■ **What is expected**
Extract each line of the records below that contains the word "received".

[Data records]
────────
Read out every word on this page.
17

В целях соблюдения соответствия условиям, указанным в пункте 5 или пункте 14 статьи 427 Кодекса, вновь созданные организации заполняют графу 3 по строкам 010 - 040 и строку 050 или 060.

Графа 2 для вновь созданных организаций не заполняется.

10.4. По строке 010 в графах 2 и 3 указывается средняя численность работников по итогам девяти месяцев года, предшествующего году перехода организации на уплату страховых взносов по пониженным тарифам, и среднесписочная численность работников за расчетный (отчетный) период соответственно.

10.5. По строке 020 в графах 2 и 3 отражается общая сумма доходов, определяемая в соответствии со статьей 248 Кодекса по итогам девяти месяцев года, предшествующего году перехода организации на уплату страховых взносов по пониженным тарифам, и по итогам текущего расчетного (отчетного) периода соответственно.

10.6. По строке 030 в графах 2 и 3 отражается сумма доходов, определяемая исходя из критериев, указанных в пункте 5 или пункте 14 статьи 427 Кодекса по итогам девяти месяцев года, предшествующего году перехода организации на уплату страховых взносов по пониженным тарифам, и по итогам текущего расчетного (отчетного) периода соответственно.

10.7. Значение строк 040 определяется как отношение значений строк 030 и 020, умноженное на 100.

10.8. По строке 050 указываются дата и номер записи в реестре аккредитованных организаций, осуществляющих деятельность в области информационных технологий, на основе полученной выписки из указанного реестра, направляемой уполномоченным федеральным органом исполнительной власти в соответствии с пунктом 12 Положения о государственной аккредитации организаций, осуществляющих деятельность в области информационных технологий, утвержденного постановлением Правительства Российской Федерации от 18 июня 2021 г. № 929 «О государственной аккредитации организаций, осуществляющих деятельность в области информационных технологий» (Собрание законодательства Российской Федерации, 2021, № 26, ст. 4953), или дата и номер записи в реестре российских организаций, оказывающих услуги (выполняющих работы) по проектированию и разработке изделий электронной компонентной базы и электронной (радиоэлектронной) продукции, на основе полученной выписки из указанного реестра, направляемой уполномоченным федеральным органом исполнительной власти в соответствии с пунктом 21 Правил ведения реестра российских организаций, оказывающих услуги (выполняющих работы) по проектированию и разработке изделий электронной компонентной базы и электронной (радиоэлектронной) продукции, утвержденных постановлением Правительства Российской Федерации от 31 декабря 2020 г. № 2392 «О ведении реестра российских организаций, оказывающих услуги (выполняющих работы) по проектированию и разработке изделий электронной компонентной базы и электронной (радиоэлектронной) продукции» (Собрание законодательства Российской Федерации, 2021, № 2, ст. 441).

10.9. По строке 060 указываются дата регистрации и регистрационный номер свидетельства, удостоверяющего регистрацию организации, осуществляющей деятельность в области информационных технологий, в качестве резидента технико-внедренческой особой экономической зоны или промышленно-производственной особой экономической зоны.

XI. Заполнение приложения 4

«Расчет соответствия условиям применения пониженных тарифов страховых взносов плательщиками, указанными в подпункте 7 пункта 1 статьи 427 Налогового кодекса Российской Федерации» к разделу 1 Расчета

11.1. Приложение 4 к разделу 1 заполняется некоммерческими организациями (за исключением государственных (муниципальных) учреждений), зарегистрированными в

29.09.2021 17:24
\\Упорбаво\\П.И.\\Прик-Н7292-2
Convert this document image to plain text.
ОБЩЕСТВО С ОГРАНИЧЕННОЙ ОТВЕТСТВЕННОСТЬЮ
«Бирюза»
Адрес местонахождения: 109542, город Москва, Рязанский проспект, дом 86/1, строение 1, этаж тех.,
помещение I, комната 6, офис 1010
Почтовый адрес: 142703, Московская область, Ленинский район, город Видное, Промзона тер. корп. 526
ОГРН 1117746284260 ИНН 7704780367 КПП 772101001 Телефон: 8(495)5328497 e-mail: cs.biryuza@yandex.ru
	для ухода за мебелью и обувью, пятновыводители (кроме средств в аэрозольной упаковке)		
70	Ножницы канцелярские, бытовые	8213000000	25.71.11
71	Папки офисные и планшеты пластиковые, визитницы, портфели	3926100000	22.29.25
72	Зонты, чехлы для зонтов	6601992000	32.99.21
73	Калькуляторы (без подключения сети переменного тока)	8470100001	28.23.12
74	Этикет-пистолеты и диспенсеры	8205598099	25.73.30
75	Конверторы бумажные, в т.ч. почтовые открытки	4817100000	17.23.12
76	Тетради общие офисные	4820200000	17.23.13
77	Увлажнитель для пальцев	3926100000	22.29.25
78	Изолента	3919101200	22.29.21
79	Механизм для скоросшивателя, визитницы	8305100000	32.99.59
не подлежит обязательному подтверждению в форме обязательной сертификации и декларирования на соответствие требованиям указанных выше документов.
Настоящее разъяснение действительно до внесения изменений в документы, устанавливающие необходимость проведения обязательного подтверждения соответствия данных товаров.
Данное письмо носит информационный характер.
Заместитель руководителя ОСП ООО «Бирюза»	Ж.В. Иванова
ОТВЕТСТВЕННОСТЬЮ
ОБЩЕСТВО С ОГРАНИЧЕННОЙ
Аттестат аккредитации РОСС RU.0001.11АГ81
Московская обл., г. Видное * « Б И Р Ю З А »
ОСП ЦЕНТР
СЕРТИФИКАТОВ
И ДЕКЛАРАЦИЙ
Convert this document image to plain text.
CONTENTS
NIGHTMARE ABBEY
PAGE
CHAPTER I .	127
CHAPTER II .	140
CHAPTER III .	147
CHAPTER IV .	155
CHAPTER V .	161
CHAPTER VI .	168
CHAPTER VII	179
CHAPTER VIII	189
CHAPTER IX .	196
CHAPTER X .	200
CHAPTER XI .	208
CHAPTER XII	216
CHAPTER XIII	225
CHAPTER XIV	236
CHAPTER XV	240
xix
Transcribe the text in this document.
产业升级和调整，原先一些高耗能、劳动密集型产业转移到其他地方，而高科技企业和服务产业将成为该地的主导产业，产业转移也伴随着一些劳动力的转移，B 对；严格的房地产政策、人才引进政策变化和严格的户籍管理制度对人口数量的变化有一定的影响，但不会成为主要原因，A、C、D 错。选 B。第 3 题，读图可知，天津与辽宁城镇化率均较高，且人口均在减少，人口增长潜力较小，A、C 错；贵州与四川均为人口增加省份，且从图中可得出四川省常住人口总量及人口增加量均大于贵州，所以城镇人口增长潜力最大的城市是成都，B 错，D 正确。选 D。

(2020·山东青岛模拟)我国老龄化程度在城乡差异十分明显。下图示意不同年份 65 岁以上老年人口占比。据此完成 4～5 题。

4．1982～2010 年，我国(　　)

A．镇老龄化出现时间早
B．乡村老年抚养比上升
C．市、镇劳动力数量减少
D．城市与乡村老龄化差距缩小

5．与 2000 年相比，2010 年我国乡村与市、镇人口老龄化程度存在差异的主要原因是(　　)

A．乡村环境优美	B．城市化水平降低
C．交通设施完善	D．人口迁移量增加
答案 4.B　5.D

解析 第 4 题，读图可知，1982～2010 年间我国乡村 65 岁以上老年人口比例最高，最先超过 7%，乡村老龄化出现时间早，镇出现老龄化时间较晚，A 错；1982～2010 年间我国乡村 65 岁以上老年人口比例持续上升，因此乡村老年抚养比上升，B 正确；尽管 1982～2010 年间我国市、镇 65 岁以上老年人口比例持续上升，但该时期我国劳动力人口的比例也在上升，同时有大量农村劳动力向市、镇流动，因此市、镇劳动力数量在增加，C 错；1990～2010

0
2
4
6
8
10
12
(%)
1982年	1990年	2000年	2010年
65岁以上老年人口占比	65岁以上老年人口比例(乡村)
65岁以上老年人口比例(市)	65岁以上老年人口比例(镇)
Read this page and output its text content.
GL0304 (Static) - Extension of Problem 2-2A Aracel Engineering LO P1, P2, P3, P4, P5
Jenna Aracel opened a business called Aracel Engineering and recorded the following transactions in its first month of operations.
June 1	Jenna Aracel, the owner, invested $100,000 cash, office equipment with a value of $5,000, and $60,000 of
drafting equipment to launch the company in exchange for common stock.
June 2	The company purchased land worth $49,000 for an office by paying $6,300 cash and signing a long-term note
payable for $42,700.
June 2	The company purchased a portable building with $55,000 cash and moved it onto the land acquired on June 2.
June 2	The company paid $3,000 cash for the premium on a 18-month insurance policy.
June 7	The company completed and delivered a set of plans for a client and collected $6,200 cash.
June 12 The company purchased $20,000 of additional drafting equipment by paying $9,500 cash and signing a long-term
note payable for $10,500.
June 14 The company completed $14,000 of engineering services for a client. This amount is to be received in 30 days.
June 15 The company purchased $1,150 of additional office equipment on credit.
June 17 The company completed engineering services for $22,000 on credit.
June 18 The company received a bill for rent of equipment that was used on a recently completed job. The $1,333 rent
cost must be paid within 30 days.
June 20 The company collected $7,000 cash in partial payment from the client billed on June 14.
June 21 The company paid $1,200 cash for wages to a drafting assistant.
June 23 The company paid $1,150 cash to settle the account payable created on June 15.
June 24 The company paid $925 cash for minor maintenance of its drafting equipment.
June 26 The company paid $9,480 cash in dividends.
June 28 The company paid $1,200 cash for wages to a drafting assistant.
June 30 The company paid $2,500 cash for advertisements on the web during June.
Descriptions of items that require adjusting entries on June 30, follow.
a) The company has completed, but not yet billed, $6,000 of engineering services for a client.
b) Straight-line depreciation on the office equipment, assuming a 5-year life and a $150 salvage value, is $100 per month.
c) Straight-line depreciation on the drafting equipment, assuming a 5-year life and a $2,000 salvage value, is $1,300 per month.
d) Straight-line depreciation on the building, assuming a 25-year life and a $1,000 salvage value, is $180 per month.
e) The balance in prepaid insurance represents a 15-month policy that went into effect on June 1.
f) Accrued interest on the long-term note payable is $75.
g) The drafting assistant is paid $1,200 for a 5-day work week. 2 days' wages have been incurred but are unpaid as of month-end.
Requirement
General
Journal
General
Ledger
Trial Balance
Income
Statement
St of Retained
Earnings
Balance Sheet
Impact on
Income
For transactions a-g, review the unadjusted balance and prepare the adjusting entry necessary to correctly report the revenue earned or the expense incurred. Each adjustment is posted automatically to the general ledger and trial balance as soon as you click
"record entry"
────────
■ **Exercise result**
June 14 The company completed $14,000 of engineering services for a client. This amount is to be received in 30 days.
June 18 The company received a bill for rent of equipment that was used on a recently completed job. The $1,333 rent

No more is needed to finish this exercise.